((

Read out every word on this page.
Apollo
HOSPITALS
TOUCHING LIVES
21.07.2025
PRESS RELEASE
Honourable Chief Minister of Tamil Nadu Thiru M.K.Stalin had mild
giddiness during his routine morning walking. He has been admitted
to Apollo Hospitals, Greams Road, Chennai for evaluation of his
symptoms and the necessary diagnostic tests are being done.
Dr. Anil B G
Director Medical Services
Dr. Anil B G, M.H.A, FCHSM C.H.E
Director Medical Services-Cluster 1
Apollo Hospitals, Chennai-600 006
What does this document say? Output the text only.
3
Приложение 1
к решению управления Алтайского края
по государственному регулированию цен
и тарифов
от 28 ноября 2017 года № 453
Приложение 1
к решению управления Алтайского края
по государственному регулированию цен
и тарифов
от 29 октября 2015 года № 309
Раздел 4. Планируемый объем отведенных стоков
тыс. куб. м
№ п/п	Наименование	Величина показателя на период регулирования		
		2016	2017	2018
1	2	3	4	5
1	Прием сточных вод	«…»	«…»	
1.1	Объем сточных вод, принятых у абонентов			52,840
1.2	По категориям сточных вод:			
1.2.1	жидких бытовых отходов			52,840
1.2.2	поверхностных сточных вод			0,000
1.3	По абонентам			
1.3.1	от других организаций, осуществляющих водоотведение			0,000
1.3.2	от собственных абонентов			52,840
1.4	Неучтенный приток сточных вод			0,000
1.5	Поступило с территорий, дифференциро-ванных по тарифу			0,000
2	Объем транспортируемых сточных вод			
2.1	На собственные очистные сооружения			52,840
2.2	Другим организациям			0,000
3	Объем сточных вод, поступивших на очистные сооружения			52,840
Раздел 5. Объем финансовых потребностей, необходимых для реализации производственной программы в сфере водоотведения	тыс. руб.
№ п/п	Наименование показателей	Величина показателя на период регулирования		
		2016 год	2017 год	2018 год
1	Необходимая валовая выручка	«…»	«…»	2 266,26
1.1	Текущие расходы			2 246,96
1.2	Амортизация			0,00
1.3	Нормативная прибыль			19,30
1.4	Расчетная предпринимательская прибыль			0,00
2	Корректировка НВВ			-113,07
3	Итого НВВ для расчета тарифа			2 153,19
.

))

THE EXERCISE — Copy out the lines starting at the one containing "What does this" and ending with the last line of the entries. Include nothing else.

COMPLETE RESPONSE —
What does this document say? Output the text only.
3
Приложение 1
к решению управления Алтайского края
по государственному регулированию цен
и тарифов
от 28 ноября 2017 года № 453
Приложение 1
к решению управления Алтайского края
по государственному регулированию цен
и тарифов
от 29 октября 2015 года № 309
Раздел 4. Планируемый объем отведенных стоков
тыс. куб. м
№ п/п	Наименование	Величина показателя на период регулирования		
		2016	2017	2018
1	2	3	4	5
1	Прием сточных вод	«…»	«…»	
1.1	Объем сточных вод, принятых у абонентов			52,840
1.2	По категориям сточных вод:			
1.2.1	жидких бытовых отходов			52,840
1.2.2	поверхностных сточных вод			0,000
1.3	По абонентам			
1.3.1	от других организаций, осуществляющих водоотведение			0,000
1.3.2	от собственных абонентов			52,840
1.4	Неучтенный приток сточных вод			0,000
1.5	Поступило с территорий, дифференциро-ванных по тарифу			0,000
2	Объем транспортируемых сточных вод			
2.1	На собственные очистные сооружения			52,840
2.2	Другим организациям			0,000
3	Объем сточных вод, поступивших на очистные сооружения			52,840
Раздел 5. Объем финансовых потребностей, необходимых для реализации производственной программы в сфере водоотведения	тыс. руб.
№ п/п	Наименование показателей	Величина показателя на период регулирования		
		2016 год	2017 год	2018 год
1	Необходимая валовая выручка	«…»	«…»	2 266,26
1.1	Текущие расходы			2 246,96
1.2	Амортизация			0,00
1.3	Нормативная прибыль			19,30
1.4	Расчетная предпринимательская прибыль			0,00
2	Корректировка НВВ			-113,07
3	Итого НВВ для расчета тарифа			2 153,19
.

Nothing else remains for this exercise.